■ To be done
Rewrite the entries below, from the first line through the line containing "- series-line-0: [227, 274, 1950, 893]", replacing "watermark" with "brand mark" and leaving everything else unchanged.

+ + +

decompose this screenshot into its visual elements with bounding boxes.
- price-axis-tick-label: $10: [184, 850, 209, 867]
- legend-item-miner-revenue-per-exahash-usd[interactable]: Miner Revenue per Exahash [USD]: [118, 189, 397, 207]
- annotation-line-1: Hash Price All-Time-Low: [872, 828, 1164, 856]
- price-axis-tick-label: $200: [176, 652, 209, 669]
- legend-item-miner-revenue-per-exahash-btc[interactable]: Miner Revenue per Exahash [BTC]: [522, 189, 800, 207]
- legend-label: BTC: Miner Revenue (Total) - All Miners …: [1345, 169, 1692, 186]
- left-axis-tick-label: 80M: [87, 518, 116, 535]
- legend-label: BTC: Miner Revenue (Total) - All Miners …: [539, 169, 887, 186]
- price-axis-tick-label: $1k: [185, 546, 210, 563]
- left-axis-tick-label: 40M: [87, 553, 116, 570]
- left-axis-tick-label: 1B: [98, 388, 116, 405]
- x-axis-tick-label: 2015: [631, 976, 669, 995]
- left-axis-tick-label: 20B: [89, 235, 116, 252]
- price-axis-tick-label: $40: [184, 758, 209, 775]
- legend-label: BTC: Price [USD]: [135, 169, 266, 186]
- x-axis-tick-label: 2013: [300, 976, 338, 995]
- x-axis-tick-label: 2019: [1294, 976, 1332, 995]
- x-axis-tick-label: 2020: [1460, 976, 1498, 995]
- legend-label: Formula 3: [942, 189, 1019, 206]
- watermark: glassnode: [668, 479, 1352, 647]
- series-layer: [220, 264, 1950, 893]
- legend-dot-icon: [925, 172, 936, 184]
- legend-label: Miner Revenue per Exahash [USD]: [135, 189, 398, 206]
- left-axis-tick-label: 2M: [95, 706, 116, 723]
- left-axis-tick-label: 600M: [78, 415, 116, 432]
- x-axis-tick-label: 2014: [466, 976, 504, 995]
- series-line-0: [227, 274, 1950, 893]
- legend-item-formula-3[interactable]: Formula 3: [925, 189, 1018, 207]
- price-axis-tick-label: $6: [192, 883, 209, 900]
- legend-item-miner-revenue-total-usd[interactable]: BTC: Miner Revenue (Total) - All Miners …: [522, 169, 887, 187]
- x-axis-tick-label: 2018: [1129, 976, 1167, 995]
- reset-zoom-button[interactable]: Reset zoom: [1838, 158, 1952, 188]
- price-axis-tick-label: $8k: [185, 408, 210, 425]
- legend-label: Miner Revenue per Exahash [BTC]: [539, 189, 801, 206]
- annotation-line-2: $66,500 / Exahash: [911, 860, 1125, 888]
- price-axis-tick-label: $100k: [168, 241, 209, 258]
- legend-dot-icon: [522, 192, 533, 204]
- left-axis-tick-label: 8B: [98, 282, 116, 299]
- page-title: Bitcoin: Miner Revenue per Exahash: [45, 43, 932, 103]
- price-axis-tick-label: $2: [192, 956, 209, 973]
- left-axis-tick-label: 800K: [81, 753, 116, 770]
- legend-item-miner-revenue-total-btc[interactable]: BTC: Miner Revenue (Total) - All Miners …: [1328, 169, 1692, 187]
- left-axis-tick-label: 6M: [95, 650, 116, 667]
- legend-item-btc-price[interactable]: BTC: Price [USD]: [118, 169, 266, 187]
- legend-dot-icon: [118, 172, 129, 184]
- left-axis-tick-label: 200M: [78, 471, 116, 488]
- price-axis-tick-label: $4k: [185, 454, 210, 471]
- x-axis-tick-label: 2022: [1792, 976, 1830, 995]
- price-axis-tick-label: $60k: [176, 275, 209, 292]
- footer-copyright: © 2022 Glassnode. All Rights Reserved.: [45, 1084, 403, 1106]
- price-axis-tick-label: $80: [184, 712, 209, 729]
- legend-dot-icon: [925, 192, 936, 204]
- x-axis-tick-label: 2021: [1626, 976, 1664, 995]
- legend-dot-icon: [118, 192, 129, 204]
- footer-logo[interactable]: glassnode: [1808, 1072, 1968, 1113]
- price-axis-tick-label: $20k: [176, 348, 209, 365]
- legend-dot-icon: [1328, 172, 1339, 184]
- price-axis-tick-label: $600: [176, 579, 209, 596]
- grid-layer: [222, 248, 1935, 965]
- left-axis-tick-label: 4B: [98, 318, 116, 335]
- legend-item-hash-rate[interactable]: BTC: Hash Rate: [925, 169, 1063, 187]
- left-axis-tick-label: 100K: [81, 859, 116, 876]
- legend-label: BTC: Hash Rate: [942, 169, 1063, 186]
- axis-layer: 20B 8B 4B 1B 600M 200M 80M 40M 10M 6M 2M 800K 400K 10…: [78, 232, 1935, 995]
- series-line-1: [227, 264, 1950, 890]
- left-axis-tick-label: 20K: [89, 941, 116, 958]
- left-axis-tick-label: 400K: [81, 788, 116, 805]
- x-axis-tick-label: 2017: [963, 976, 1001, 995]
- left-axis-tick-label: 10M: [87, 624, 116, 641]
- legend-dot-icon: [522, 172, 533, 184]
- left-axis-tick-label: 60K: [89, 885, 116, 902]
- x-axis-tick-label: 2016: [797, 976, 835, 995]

+ + +

■ Reply to the exercise
decompose this screenshot into its visual elements with bounding boxes.
- price-axis-tick-label: $10: [184, 850, 209, 867]
- legend-item-miner-revenue-per-exahash-usd[interactable]: Miner Revenue per Exahash [USD]: [118, 189, 397, 207]
- annotation-line-1: Hash Price All-Time-Low: [872, 828, 1164, 856]
- price-axis-tick-label: $200: [176, 652, 209, 669]
- legend-item-miner-revenue-per-exahash-btc[interactable]: Miner Revenue per Exahash [BTC]: [522, 189, 800, 207]
- legend-label: BTC: Miner Revenue (Total) - All Miners …: [1345, 169, 1692, 186]
- left-axis-tick-label: 80M: [87, 518, 116, 535]
- legend-label: BTC: Miner Revenue (Total) - All Miners …: [539, 169, 887, 186]
- price-axis-tick-label: $1k: [185, 546, 210, 563]
- left-axis-tick-label: 40M: [87, 553, 116, 570]
- left-axis-tick-label: 1B: [98, 388, 116, 405]
- x-axis-tick-label: 2015: [631, 976, 669, 995]
- left-axis-tick-label: 20B: [89, 235, 116, 252]
- price-axis-tick-label: $40: [184, 758, 209, 775]
- legend-label: BTC: Price [USD]: [135, 169, 266, 186]
- x-axis-tick-label: 2013: [300, 976, 338, 995]
- x-axis-tick-label: 2019: [1294, 976, 1332, 995]
- x-axis-tick-label: 2020: [1460, 976, 1498, 995]
- legend-label: Formula 3: [942, 189, 1019, 206]
- brand mark: glassnode: [668, 479, 1352, 647]
- series-layer: [220, 264, 1950, 893]
- legend-dot-icon: [925, 172, 936, 184]
- legend-label: Miner Revenue per Exahash [USD]: [135, 189, 398, 206]
- left-axis-tick-label: 2M: [95, 706, 116, 723]
- left-axis-tick-label: 600M: [78, 415, 116, 432]
- x-axis-tick-label: 2014: [466, 976, 504, 995]
- series-line-0: [227, 274, 1950, 893]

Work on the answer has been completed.